* [GOAL]: Where a line contains the word "price", copy that line in full.

* [DATASET CONTENT]:
════════════════
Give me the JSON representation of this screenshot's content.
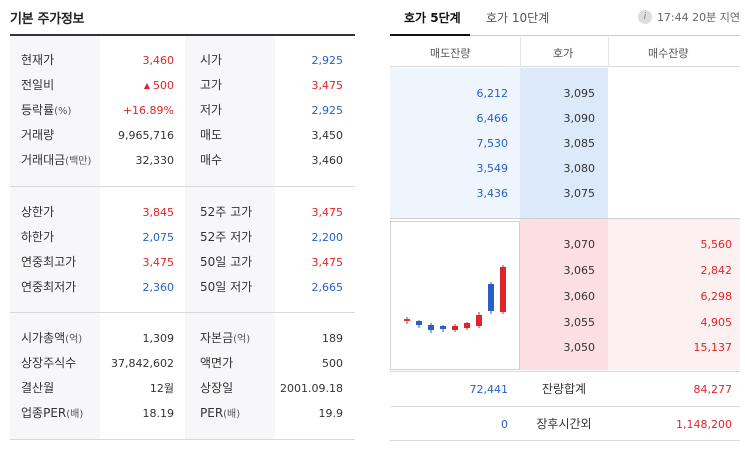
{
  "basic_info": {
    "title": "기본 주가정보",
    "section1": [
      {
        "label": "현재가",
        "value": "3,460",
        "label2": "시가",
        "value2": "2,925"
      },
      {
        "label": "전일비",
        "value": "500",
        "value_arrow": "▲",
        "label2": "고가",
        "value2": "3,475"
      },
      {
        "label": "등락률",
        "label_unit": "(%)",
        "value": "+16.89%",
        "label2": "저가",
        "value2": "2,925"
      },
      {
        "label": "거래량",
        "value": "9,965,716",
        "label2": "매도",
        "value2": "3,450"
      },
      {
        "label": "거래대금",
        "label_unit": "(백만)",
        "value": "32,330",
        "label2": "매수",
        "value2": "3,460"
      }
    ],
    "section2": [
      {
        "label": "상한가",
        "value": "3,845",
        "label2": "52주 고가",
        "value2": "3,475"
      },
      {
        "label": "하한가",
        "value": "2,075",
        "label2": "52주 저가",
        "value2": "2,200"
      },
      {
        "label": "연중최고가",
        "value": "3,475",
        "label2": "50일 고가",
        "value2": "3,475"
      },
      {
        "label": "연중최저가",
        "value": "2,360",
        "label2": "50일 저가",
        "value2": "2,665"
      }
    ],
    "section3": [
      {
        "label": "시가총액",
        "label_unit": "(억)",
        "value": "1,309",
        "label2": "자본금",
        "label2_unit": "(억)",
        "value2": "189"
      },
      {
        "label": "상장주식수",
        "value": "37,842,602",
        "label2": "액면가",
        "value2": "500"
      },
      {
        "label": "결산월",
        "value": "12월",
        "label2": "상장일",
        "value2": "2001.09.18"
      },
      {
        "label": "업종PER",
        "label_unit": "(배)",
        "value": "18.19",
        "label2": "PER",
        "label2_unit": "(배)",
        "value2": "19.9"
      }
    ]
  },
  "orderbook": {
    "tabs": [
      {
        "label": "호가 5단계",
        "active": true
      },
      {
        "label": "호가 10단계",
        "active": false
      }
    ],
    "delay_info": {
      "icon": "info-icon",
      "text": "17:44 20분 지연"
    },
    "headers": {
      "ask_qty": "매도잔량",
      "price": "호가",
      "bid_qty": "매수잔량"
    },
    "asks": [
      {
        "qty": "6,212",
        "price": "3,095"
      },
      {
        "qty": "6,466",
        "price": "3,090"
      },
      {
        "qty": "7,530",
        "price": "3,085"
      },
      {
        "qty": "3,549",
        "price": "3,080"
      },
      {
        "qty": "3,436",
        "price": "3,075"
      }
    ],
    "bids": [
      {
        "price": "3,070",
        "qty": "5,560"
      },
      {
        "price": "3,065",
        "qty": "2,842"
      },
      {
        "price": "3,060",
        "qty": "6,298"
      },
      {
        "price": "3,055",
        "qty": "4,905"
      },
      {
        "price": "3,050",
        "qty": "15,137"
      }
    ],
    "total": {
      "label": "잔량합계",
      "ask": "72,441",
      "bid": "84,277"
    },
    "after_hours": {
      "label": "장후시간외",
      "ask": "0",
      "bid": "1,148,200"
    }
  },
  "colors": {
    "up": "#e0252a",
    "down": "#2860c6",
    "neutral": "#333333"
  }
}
════════════════
* [FINAL RESULT]:
      "price": "호가",
        "price": "3,095"
        "price": "3,090"
        "price": "3,085"
        "price": "3,080"
        "price": "3,075"
        "price": "3,070",
        "price": "3,065",
        "price": "3,060",
        "price": "3,055",
        "price": "3,050",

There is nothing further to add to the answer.